Зарабатывать на жизнь ему тогда было тяжело, поскольку из-за родовой гордости, которую кое-кто мог счесть донкихотской, он взвалил на свои молодые плечи тяжелые чужие обязательства. Его отец умер, оставив долги, которые имение было не в силах выплатить. Поскольку младший из Куков ничего не унаследовал, кроме традиций чести своего рода, он не нел перед теми долгами никаких обязательств. Но с той рыцарской преданностью, какую мало кто из людей проявлял когда-либо, Джон Эстен Кук сделал долги покойного отца своими собственными и мало-помалу расплатился с ними на заработки от своего изнурительного писательского труда.

________________________

**ЗАДАНИЯ:**
a: Перепишите из отрывка о Джоне Эстене Куке фрагмент от слов «Зарабатывать на жизнь» до слов «изнурительного писательского труда.» включительно.
b: Что оставил после смерти отец Джона Эстена Кука, согласно отрывку?
c: Выпишите из отрывка первое слово каждого предложения.
Записи никак не связаны с отрывком.

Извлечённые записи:
________________________

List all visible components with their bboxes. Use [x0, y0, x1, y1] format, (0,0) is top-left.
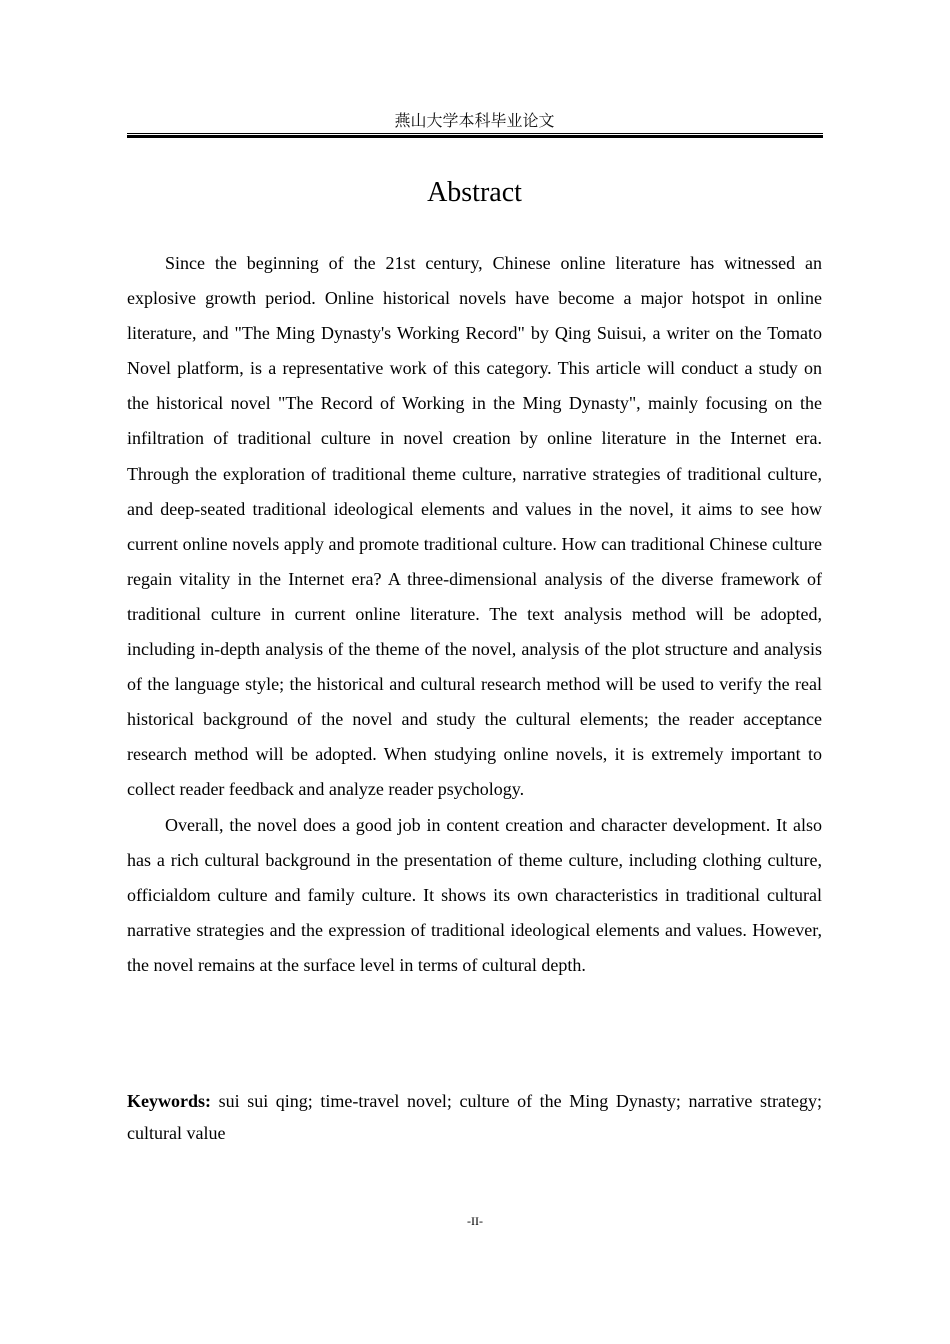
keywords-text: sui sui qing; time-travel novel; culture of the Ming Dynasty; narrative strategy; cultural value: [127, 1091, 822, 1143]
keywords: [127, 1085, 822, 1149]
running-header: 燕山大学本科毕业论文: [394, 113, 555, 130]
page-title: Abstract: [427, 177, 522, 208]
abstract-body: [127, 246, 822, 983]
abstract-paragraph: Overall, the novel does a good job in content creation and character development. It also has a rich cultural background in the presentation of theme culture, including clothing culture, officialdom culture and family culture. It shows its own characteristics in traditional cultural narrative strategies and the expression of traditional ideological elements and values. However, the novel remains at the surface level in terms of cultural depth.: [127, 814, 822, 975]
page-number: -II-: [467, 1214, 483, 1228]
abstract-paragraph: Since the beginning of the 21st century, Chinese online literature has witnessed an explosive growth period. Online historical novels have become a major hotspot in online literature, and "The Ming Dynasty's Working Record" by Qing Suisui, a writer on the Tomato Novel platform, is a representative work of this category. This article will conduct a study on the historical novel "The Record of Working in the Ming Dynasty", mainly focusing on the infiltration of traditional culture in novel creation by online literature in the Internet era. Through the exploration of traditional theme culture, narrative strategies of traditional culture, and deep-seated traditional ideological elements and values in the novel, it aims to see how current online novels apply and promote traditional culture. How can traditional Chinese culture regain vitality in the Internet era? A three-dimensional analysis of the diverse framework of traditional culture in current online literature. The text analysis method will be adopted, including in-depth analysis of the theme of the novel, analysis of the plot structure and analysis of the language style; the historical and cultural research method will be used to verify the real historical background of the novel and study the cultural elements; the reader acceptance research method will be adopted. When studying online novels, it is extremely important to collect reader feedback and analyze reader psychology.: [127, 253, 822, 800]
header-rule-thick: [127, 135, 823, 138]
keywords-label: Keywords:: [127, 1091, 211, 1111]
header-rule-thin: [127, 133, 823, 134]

________________________

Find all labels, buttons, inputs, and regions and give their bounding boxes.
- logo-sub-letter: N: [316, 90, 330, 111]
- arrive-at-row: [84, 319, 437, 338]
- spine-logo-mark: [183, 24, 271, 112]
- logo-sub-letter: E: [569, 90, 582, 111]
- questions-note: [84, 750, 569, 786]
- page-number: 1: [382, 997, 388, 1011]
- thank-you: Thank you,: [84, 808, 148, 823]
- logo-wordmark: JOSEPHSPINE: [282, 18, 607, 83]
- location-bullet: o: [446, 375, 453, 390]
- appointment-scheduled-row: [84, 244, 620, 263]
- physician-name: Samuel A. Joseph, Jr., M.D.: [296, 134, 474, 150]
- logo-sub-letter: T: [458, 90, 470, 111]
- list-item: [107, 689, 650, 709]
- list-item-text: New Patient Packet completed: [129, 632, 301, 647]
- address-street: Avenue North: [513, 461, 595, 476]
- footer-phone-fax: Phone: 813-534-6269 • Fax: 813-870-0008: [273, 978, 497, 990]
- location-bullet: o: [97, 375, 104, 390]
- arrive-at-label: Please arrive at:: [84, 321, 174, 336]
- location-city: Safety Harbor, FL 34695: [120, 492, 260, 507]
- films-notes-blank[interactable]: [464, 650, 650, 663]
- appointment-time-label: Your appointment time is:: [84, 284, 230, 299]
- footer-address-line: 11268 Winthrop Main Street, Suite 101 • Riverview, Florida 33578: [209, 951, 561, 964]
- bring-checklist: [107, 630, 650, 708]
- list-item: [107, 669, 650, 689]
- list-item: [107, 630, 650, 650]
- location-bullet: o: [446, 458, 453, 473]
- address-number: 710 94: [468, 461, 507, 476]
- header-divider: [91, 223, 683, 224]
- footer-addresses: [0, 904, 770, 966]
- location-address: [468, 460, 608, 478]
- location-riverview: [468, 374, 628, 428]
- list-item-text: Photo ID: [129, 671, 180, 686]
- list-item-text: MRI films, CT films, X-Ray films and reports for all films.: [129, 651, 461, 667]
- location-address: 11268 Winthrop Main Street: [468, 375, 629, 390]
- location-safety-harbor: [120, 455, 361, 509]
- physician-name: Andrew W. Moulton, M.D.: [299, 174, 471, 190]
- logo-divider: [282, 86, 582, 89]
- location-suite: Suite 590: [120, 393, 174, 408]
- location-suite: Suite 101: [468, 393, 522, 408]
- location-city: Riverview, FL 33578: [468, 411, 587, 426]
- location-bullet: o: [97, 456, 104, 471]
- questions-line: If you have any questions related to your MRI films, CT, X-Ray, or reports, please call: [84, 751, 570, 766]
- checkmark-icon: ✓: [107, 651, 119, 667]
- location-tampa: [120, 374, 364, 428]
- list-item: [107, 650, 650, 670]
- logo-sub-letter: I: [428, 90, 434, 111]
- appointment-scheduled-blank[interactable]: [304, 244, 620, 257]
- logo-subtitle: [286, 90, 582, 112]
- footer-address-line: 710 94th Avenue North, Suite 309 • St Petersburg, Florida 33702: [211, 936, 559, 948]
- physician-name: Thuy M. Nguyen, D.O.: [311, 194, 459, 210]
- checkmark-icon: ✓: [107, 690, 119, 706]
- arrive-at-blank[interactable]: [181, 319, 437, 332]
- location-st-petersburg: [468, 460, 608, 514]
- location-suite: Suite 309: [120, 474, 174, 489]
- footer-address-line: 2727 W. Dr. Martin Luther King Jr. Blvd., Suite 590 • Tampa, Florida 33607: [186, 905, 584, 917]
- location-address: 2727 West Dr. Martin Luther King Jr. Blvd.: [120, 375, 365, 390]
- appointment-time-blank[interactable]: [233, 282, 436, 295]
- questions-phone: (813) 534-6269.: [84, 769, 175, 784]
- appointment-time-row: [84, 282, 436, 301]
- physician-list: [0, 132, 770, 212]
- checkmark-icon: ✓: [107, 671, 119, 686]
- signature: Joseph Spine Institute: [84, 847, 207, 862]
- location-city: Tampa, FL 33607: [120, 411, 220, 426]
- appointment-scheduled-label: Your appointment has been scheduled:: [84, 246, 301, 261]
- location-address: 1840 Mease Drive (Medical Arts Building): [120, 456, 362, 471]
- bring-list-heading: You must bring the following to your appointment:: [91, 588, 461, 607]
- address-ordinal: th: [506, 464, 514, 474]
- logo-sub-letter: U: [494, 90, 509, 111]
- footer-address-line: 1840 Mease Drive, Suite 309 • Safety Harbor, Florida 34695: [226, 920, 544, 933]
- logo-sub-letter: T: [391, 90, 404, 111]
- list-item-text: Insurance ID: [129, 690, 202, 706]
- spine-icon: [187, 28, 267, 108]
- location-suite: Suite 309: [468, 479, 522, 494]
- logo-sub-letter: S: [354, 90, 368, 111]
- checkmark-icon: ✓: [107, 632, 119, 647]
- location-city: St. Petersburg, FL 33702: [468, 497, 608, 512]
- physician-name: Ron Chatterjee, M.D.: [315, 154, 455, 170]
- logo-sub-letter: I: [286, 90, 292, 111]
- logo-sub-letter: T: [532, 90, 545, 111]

________________________

**ОТВЕТЫ НИЖЕ:**
a:
Зарабатывать на жизнь ему тогда было тяжело, поскольку из-за родовой гордости, которую кое-кто мог счесть донкихотской, он взвалил на свои молодые плечи тяжелые чужие обязательства. Его отец умер, оставив долги, которые имение было не в силах выплатить. Поскольку младший из Куков ничего не унаследовал, кроме традиций чести своего рода, он не нел перед теми долгами никаких обязательств. Но с той рыцарской преданностью, какую мало кто из людей проявлял когда-либо, Джон Эстен Кук сделал долги покойного отца своими собственными и мало-помалу расплатился с ними на заработки от своего изнурительного писательского труда.

b: Долги, которые имение было не в силах выплатить.

c: Зарабатывать, Его, Поскольку, Но